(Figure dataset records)

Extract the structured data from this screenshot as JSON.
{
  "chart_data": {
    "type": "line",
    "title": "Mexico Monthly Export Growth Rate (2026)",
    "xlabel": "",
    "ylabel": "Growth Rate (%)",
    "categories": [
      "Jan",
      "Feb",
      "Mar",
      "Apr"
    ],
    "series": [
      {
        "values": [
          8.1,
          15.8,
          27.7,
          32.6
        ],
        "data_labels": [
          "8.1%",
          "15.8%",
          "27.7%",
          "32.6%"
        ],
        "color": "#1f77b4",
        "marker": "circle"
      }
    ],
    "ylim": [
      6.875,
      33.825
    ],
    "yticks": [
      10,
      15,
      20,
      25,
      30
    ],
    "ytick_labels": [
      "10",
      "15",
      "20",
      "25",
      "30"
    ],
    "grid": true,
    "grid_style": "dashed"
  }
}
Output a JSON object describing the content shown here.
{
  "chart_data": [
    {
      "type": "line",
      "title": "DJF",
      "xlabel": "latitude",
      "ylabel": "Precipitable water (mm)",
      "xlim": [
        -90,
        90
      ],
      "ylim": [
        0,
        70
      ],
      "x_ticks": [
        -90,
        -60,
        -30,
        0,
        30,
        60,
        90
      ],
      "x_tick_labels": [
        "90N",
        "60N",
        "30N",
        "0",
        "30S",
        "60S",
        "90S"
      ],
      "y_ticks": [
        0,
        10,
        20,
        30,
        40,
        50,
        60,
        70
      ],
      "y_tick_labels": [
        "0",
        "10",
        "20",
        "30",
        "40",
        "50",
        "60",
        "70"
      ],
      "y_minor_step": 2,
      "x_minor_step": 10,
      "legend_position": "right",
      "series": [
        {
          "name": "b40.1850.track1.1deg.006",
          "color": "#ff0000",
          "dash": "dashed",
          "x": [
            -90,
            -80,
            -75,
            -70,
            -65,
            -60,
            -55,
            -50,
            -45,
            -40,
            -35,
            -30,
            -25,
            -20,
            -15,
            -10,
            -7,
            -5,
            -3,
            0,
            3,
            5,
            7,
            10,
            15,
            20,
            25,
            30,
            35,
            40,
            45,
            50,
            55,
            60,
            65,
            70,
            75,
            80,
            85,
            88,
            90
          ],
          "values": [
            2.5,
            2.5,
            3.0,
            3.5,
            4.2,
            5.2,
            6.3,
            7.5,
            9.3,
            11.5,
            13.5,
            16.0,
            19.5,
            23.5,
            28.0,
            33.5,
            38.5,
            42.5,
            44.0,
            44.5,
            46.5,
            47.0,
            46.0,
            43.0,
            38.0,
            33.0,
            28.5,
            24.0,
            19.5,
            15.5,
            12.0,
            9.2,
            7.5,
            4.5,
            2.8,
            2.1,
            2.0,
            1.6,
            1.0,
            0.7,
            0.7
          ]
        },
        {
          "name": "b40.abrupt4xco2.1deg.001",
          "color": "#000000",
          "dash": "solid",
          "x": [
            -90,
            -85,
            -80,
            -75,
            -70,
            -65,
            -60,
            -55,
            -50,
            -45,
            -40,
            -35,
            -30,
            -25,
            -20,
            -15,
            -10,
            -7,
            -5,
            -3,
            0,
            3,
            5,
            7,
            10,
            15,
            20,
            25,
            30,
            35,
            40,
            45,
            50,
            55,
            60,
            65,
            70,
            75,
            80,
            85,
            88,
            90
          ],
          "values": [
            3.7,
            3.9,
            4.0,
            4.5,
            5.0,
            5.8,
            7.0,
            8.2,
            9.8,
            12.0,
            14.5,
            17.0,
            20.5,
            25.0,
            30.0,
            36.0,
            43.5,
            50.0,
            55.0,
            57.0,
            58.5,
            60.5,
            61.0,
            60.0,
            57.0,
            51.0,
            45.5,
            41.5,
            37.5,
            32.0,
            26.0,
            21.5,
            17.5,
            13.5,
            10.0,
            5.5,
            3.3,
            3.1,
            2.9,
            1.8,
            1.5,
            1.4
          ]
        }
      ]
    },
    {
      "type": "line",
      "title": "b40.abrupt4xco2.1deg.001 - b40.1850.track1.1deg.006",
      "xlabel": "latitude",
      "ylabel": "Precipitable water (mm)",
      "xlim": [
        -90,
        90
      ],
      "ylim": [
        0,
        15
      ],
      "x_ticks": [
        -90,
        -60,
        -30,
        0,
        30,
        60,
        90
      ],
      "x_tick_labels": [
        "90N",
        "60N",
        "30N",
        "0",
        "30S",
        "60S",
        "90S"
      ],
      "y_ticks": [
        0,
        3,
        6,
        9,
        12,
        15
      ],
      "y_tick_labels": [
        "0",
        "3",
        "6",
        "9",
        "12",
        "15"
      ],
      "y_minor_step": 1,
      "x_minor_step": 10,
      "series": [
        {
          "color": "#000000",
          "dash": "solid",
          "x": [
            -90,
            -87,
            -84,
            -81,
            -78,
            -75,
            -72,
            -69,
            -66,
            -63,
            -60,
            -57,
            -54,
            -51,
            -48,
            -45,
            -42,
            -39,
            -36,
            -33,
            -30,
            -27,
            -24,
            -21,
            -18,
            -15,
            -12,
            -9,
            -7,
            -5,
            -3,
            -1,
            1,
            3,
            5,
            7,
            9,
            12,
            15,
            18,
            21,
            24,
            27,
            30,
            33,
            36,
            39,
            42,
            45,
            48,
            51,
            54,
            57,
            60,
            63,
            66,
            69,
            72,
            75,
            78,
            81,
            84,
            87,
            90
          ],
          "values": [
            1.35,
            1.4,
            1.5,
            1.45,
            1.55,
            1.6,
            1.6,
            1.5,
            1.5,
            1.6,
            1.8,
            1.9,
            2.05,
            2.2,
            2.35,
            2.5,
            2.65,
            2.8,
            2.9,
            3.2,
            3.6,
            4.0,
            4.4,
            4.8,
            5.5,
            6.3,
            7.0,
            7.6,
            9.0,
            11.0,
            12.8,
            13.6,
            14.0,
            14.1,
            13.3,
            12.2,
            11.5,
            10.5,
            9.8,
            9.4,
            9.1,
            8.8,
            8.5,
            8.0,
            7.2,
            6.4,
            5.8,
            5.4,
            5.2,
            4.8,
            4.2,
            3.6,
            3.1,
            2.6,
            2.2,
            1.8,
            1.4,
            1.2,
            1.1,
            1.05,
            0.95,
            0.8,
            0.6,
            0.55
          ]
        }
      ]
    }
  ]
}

## What to do
Print every entry exactly as it appears.

## Task solution
Extract the structured data from this screenshot as JSON.
{
  "chart_data": {
    "type": "line",
    "title": "Mexico Monthly Export Growth Rate (2026)",
    "xlabel": "",
    "ylabel": "Growth Rate (%)",
    "categories": [
      "Jan",
      "Feb",
      "Mar",
      "Apr"
    ],
    "series": [
      {
        "values": [
          8.1,
          15.8,
          27.7,
          32.6
        ],
        "data_labels": [
          "8.1%",
          "15.8%",
          "27.7%",
          "32.6%"
        ],
        "color": "#1f77b4",
        "marker": "circle"
      }
    ],
    "ylim": [
      6.875,
      33.825
    ],
    "yticks": [
      10,
      15,
      20,
      25,
      30
    ],
    "ytick_labels": [
      "10",
      "15",
      "20",
      "25",
      "30"
    ],
    "grid": true,
    "grid_style": "dashed"
  }
}
Output a JSON object describing the content shown here.
{
  "chart_data": [
    {
      "type": "line",
      "title": "DJF",
      "xlabel": "latitude",
      "ylabel": "Precipitable water (mm)",
      "xlim": [
        -90,
        90
      ],
      "ylim": [
        0,
        70
      ],
      "x_ticks": [
        -90,
        -60,
        -30,
        0,
        30,
        60,
        90
      ],
      "x_tick_labels": [
        "90N",
        "60N",
        "30N",
        "0",
        "30S",
        "60S",
        "90S"
      ],
      "y_ticks": [
        0,
        10,
        20,
        30,
        40,
        50,
        60,
        70
      ],
      "y_tick_labels": [
        "0",
        "10",
        "20",
        "30",
        "40",
        "50",
        "60",
        "70"
      ],
      "y_minor_step": 2,
      "x_minor_step": 10,
      "legend_position": "right",
      "series": [
        {
          "name": "b40.1850.track1.1deg.006",
          "color": "#ff0000",
          "dash": "dashed",
          "x": [
            -90,
            -80,
            -75,
            -70,
            -65,
            -60,
            -55,
            -50,
            -45,
            -40,
            -35,
            -30,
            -25,
            -20,
            -15,
            -10,
            -7,
            -5,
            -3,
            0,
            3,
            5,
            7,
            10,
            15,
            20,
            25,
            30,
            35,
            40,
            45,
            50,
            55,
            60,
            65,
            70,
            75,
            80,
            85,
            88,
            90
          ],
          "values": [
            2.5,
            2.5,
            3.0,
            3.5,
            4.2,
            5.2,
            6.3,
            7.5,
            9.3,
            11.5,
            13.5,
            16.0,
            19.5,
            23.5,
            28.0,
            33.5,
            38.5,
            42.5,
            44.0,
            44.5,
            46.5,
            47.0,
            46.0,
            43.0,
            38.0,
            33.0,
            28.5,
            24.0,
            19.5,
            15.5,
            12.0,
            9.2,
            7.5,
            4.5,
            2.8,
            2.1,
            2.0,
            1.6,
            1.0,
            0.7,
            0.7
          ]
        },
        {
          "name": "b40.abrupt4xco2.1deg.001",
          "color": "#000000",
          "dash": "solid",
          "x": [
            -90,
            -85,
            -80,
            -75,
            -70,
            -65,
            -60,
            -55,
            -50,
            -45,
            -40,
            -35,
            -30,
            -25,
            -20,
            -15,
            -10,
            -7,
            -5,
            -3,
            0,
            3,
            5,
            7,
            10,
            15,
            20,
            25,
            30,
            35,
            40,
            45,
            50,
            55,
            60,
            65,
            70,
            75,
            80,
            85,
            88,
            90
          ],
          "values": [
            3.7,
            3.9,
            4.0,
            4.5,
            5.0,
            5.8,
            7.0,
            8.2,
            9.8,
            12.0,
            14.5,
            17.0,
            20.5,
            25.0,
            30.0,
            36.0,
            43.5,
            50.0,
            55.0,
            57.0,
            58.5,
            60.5,
            61.0,
            60.0,
            57.0,
            51.0,
            45.5,
            41.5,
            37.5,
            32.0,
            26.0,
            21.5,
            17.5,
            13.5,
            10.0,
            5.5,
            3.3,
            3.1,
            2.9,
            1.8,
            1.5,
            1.4
          ]
        }
      ]
    },
    {
      "type": "line",
      "title": "b40.abrupt4xco2.1deg.001 - b40.1850.track1.1deg.006",
      "xlabel": "latitude",
      "ylabel": "Precipitable water (mm)",
      "xlim": [
        -90,
        90
      ],
      "ylim": [
        0,
        15
      ],
      "x_ticks": [
        -90,
        -60,
        -30,
        0,
        30,
        60,
        90
      ],
      "x_tick_labels": [
        "90N",
        "60N",
        "30N",
        "0",
        "30S",
        "60S",
        "90S"
      ],
      "y_ticks": [
        0,
        3,
        6,
        9,
        12,
        15
      ],
      "y_tick_labels": [
        "0",
        "3",
        "6",
        "9",
        "12",
        "15"
      ],
      "y_minor_step": 1,
      "x_minor_step": 10,
      "series": [
        {
          "color": "#000000",
          "dash": "solid",
          "x": [
            -90,
            -87,
            -84,
            -81,
            -78,
            -75,
            -72,
            -69,
            -66,
            -63,
            -60,
            -57,
            -54,
            -51,
            -48,
            -45,
            -42,
            -39,
            -36,
            -33,
            -30,
            -27,
            -24,
            -21,
            -18,
            -15,
            -12,
            -9,
            -7,
            -5,
            -3,
            -1,
            1,
            3,
            5,
            7,
            9,
            12,
            15,
            18,
            21,
            24,
            27,
            30,
            33,
            36,
            39,
            42,
            45,
            48,
            51,
            54,
            57,
            60,
            63,
            66,
            69,
            72,
            75,
            78,
            81,
            84,
            87,
            90
          ],
          "values": [
            1.35,
            1.4,
            1.5,
            1.45,
            1.55,
            1.6,
            1.6,
            1.5,
            1.5,
            1.6,
            1.8,
            1.9,
            2.05,
            2.2,
            2.35,
            2.5,
            2.65,
            2.8,
            2.9,
            3.2,
            3.6,
            4.0,
            4.4,
            4.8,
            5.5,
            6.3,
            7.0,
            7.6,
            9.0,
            11.0,
            12.8,
            13.6,
            14.0,
            14.1,
            13.3,
            12.2,
            11.5,
            10.5,
            9.8,
            9.4,
            9.1,
            8.8,
            8.5,
            8.0,
            7.2,
            6.4,
            5.8,
            5.4,
            5.2,
            4.8,
            4.2,
            3.6,
            3.1,
            2.6,
            2.2,
            1.8,
            1.4,
            1.2,
            1.1,
            1.05,
            0.95,
            0.8,
            0.6,
            0.55
          ]
        }
      ]
    }
  ]
}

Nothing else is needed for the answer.